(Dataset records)
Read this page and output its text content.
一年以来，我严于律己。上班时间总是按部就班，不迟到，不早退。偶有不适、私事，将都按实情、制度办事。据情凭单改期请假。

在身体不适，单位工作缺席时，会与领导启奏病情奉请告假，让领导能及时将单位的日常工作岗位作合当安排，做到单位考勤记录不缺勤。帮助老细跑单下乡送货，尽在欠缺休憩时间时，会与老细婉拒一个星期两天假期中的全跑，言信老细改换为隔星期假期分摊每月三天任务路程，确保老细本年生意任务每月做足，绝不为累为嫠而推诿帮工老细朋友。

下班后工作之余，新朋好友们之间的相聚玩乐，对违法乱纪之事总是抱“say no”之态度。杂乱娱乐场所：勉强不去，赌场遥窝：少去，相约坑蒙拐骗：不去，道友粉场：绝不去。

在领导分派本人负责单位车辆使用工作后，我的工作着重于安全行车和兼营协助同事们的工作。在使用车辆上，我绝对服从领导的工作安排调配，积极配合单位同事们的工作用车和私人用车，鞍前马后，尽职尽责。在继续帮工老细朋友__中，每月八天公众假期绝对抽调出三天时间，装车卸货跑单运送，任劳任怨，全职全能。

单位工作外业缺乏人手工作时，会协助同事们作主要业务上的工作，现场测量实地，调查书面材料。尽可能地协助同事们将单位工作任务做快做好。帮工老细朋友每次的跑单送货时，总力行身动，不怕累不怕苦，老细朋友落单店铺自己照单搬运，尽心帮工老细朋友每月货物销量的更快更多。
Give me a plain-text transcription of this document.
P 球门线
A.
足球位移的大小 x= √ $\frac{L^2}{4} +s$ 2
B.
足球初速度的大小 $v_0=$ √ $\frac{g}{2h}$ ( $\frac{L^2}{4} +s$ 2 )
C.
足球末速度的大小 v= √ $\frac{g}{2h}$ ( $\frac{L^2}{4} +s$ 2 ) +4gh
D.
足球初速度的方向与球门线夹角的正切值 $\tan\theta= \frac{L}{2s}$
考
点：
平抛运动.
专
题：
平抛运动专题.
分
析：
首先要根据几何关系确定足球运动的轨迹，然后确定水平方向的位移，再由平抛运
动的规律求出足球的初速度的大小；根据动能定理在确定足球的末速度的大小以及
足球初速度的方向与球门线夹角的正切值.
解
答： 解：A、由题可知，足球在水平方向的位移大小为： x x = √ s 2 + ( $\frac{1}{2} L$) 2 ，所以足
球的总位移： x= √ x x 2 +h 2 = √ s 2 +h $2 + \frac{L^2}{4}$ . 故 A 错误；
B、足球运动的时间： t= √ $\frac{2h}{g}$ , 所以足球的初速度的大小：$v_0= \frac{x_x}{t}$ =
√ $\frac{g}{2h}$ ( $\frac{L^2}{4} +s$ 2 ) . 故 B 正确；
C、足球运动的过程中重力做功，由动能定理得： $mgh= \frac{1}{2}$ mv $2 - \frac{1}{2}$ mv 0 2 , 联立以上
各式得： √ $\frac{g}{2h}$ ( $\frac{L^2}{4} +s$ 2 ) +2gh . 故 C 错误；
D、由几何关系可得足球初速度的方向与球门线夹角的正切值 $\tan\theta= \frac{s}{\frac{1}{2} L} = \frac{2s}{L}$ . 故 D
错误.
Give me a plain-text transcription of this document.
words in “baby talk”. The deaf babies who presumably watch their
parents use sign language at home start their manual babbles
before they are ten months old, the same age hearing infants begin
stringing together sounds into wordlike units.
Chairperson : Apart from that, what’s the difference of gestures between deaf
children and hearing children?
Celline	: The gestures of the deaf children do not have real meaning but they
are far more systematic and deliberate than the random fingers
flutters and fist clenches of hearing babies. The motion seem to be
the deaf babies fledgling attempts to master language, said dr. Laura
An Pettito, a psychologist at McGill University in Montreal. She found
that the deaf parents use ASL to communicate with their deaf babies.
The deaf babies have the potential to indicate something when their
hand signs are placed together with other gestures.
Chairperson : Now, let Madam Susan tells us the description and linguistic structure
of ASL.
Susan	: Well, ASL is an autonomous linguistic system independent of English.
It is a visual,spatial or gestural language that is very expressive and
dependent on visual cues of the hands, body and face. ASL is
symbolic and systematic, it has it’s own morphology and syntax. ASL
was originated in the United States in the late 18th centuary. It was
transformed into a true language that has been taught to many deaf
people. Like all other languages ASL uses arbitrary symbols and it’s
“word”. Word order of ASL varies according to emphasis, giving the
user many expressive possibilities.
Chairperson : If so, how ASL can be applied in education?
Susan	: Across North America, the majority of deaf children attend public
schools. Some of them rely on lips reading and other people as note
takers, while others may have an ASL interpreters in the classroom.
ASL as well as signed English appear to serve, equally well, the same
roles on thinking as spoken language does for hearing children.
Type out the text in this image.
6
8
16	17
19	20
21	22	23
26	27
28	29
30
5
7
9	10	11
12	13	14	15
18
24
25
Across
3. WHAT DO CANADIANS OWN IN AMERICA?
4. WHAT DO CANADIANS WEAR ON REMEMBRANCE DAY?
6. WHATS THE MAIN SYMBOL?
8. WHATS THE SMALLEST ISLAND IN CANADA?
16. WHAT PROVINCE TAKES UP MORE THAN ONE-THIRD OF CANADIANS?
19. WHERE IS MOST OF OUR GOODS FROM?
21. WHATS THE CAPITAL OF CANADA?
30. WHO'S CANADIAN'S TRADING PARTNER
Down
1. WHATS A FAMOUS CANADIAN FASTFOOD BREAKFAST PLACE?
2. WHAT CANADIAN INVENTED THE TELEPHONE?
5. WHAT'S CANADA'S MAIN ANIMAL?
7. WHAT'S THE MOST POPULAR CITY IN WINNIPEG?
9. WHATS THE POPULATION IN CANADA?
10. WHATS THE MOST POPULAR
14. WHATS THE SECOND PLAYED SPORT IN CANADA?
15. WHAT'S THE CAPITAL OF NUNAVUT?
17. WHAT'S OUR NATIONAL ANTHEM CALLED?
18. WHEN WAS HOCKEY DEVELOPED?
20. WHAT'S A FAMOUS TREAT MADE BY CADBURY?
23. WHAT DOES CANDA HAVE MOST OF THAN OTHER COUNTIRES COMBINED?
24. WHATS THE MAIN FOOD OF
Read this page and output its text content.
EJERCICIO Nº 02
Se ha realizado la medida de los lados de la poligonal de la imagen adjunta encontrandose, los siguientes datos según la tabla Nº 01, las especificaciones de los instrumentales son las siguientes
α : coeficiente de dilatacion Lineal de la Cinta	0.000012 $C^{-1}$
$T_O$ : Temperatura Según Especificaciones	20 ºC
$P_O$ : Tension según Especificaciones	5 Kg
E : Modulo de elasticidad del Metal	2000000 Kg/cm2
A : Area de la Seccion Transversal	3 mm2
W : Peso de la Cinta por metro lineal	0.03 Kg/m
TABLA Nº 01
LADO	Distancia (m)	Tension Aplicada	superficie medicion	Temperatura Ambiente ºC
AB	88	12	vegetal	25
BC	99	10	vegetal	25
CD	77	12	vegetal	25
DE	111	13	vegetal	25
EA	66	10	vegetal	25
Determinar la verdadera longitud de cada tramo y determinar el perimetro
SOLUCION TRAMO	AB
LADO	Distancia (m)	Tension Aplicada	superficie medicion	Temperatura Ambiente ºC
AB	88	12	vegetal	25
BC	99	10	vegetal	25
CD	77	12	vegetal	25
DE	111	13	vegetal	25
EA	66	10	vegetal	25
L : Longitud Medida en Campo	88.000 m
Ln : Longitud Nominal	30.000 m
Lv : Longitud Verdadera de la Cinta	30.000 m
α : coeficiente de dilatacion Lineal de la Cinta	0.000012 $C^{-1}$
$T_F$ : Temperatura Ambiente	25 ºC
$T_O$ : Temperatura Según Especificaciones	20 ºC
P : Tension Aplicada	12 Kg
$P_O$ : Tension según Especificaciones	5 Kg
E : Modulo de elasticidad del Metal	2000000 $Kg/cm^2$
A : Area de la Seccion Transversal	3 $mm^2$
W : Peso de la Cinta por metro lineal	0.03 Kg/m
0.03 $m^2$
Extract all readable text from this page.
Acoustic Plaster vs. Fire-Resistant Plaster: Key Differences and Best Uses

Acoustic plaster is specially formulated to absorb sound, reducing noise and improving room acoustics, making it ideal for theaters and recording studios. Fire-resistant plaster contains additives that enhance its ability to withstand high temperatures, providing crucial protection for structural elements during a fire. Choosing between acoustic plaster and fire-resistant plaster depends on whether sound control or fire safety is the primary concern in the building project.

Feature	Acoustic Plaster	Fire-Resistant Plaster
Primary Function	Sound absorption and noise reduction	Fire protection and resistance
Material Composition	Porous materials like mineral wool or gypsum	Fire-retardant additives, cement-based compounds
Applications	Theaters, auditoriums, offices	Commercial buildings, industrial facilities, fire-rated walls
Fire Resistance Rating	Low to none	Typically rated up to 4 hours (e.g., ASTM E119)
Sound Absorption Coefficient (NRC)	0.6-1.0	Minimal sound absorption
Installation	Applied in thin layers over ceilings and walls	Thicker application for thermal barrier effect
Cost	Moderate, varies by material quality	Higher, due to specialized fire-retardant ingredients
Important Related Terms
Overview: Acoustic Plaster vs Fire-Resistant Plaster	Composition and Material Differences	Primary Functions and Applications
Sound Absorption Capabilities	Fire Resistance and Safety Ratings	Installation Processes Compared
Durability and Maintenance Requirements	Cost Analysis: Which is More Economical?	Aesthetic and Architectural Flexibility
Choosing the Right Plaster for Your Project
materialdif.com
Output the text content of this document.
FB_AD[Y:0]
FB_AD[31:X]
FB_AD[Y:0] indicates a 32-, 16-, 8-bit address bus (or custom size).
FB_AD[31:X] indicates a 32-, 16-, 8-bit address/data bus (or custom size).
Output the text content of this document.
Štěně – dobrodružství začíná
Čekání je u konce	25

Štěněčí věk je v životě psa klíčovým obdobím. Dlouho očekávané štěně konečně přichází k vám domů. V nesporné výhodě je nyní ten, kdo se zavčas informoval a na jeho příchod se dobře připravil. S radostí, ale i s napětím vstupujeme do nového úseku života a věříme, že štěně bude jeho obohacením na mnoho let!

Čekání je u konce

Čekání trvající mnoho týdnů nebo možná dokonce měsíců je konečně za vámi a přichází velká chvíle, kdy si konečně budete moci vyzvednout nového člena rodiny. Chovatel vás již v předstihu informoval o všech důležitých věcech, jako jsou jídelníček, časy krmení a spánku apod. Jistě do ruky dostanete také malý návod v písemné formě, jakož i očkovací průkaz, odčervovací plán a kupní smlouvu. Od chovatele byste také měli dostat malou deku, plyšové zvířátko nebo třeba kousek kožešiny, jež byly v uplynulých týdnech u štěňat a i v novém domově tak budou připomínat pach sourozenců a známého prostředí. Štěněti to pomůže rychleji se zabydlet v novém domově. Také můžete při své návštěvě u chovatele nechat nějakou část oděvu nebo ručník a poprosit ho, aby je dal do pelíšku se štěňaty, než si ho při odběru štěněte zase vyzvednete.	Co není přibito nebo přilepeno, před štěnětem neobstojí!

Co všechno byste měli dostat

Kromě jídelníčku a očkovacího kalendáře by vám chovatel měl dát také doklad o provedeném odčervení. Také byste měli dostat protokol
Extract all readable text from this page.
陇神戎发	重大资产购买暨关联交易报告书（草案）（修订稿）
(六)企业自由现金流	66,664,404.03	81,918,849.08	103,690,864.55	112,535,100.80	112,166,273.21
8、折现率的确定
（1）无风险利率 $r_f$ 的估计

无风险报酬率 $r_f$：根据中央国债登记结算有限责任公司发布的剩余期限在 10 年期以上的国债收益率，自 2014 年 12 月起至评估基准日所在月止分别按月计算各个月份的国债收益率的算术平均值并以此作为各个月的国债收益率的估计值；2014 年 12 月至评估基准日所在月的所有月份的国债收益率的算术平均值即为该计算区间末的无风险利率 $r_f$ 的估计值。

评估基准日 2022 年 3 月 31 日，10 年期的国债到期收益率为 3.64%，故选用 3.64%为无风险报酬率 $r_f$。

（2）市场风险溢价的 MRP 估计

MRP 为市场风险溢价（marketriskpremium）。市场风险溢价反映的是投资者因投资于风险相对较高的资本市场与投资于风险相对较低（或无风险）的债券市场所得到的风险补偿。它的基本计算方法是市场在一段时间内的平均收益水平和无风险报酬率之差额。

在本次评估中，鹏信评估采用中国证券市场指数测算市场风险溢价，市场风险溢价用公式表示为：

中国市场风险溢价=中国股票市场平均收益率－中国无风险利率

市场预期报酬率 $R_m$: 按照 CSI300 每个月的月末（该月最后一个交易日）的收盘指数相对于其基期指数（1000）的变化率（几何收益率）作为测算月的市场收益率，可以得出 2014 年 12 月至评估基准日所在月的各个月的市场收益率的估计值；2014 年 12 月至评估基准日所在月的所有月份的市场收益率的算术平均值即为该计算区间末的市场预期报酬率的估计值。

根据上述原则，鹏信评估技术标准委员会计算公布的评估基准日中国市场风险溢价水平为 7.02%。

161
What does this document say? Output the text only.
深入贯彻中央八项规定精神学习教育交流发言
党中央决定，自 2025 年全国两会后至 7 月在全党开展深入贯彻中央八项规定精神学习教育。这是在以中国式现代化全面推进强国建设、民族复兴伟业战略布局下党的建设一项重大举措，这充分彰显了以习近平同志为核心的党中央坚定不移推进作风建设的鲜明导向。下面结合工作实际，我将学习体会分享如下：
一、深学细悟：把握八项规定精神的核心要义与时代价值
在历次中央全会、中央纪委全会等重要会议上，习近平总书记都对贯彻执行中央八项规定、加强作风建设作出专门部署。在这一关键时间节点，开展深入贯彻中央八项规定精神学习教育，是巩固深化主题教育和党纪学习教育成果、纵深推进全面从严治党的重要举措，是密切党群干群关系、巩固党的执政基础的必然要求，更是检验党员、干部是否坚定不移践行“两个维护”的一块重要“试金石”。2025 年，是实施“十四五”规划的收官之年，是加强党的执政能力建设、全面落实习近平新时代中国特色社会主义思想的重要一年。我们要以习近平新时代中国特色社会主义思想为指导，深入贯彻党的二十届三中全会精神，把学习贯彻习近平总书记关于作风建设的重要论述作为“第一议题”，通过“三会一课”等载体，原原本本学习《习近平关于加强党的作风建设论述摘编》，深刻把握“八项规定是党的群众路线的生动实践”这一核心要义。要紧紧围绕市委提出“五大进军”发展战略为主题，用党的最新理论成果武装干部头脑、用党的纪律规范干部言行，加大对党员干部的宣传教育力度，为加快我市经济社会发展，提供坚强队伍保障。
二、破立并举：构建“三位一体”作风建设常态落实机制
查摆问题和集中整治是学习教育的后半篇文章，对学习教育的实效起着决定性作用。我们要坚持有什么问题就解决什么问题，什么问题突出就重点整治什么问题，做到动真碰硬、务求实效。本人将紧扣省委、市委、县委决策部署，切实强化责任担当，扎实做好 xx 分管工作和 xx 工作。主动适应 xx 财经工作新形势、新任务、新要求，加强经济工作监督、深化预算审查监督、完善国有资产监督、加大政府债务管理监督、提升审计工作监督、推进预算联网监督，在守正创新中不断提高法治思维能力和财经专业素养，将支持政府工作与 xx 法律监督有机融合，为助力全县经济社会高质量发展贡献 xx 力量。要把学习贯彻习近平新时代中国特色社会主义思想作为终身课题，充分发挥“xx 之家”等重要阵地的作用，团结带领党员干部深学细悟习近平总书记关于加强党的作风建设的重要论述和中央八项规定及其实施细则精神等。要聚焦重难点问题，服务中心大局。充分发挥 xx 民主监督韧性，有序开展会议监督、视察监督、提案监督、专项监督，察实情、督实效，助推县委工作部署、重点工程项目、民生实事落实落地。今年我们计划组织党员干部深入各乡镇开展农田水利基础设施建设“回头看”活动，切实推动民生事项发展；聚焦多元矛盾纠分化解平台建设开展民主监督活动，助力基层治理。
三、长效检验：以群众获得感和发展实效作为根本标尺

What is asked: Copy the lines from the entries above in which the word "varies" appears.

Full output:
“word”. Word order of ASL varies according to emphasis, giving the
Cost	Moderate, varies by material quality	Higher, due to specialized fire-retardant ingredients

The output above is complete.